━━ Exercise material ━━

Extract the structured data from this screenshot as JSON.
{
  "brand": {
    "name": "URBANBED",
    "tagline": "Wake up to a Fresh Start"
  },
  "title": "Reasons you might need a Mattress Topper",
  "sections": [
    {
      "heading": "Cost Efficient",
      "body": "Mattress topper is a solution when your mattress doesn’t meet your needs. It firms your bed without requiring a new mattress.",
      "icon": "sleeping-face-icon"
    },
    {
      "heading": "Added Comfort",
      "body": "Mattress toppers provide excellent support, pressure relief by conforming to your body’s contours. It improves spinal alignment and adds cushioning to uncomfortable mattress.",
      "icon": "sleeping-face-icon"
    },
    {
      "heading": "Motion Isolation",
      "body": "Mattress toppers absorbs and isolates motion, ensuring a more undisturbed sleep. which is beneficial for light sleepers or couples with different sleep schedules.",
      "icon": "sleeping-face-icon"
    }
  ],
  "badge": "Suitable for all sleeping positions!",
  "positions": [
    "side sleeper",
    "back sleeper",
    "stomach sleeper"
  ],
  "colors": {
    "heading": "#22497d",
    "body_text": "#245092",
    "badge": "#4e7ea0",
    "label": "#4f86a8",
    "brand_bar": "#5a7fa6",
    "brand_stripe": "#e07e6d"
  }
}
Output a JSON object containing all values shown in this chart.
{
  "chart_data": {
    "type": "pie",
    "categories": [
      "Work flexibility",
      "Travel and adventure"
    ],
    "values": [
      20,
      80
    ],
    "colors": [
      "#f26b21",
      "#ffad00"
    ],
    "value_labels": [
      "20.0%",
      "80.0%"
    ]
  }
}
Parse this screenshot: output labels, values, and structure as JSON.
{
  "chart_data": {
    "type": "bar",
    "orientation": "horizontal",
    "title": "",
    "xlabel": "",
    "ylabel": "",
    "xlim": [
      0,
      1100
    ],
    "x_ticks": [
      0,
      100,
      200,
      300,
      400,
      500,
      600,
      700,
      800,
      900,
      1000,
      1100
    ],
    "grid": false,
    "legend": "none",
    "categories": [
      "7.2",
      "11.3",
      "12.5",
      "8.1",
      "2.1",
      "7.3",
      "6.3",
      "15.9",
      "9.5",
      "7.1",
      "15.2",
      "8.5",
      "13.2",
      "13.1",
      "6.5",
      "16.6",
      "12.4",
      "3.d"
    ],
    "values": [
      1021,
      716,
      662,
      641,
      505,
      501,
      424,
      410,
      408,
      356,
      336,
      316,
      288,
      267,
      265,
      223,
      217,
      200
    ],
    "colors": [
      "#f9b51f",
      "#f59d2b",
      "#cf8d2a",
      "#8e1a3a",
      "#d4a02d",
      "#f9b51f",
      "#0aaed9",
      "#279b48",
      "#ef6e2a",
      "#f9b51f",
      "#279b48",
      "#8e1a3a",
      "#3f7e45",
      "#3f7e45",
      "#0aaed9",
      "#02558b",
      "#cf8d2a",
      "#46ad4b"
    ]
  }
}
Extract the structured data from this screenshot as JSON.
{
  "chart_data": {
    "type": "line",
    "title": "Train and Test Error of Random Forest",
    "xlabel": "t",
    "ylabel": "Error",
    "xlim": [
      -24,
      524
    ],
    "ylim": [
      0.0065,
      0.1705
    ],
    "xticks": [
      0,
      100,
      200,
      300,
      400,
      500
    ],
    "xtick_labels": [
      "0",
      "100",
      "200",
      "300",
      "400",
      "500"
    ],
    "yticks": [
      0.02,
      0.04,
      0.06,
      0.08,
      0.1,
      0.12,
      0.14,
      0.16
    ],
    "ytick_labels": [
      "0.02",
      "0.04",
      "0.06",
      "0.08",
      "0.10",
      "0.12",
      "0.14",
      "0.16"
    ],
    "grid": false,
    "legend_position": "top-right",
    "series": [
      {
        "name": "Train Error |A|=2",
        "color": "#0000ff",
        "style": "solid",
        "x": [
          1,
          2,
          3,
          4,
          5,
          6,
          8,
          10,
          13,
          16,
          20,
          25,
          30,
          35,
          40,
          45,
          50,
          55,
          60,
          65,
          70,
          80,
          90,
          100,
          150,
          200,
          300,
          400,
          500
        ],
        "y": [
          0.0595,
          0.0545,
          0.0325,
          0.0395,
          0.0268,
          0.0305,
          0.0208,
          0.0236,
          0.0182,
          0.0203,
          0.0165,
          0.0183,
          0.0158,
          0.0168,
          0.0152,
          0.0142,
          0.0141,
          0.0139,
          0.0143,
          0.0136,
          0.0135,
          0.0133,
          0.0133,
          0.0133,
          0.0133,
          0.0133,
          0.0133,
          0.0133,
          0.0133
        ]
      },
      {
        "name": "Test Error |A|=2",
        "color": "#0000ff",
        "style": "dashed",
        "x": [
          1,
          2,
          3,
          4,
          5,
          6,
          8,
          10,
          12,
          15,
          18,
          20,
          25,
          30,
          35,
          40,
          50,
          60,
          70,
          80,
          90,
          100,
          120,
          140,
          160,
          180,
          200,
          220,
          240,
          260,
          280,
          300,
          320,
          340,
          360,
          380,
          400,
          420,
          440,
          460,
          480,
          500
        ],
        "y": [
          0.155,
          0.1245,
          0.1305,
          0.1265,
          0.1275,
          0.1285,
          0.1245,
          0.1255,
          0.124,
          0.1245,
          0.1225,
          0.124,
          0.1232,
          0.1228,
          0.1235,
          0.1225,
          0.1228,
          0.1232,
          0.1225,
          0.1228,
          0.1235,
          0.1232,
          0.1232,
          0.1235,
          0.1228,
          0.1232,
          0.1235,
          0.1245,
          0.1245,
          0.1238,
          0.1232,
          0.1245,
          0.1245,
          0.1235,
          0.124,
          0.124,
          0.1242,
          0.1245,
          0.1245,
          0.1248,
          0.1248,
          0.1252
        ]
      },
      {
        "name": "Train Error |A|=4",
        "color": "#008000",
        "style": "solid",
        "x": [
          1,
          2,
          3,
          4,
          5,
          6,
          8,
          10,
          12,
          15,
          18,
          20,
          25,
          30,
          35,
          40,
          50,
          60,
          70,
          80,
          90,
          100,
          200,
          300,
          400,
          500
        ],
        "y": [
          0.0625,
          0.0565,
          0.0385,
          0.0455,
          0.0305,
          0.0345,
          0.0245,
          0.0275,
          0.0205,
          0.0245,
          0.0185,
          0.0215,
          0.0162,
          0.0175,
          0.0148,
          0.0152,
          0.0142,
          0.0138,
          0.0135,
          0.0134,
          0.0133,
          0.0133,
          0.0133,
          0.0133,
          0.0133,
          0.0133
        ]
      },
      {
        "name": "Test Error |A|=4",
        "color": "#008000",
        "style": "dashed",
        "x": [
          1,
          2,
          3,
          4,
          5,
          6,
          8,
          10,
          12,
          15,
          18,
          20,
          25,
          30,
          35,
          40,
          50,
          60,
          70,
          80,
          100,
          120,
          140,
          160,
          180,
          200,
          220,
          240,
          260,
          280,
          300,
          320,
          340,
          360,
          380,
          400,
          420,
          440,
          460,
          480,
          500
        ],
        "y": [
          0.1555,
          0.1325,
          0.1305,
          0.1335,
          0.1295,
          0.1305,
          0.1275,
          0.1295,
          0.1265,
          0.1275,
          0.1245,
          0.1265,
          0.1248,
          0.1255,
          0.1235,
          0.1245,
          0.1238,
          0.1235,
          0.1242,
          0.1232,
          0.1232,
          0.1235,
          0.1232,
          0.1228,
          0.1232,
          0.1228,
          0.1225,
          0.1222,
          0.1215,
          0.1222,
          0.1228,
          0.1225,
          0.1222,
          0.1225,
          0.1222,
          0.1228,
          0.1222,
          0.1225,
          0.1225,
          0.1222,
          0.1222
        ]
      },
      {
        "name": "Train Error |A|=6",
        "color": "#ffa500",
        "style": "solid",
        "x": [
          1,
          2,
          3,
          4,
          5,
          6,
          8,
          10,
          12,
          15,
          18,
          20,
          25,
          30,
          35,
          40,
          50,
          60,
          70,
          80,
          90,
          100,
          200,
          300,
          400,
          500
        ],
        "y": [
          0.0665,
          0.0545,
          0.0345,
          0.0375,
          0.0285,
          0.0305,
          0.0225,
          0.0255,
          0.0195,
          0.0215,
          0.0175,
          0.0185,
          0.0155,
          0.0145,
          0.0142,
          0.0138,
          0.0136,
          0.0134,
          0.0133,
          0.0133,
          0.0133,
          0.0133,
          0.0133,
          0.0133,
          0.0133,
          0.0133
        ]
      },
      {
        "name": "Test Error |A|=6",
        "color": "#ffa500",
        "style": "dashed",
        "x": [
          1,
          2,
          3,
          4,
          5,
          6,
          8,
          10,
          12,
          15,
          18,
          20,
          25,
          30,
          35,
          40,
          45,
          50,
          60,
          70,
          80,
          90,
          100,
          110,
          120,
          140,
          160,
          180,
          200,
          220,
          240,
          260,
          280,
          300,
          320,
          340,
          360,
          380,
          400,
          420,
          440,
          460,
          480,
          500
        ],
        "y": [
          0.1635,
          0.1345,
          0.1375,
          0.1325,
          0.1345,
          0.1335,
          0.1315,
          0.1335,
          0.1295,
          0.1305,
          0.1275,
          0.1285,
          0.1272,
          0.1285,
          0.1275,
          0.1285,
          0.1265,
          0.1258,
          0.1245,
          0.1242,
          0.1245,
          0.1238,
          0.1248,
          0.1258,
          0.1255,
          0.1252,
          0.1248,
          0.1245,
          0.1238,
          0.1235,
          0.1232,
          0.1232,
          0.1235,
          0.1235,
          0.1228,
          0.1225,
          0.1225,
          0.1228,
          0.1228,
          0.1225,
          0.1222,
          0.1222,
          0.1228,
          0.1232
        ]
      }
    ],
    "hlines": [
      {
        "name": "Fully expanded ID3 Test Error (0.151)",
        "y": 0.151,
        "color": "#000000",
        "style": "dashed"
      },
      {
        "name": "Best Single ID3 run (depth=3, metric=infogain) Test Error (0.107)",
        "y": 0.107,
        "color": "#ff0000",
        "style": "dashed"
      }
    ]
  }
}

━━━

Of all the lines in the listing above, how many contain the word "heading"? Answer with the number alone.

4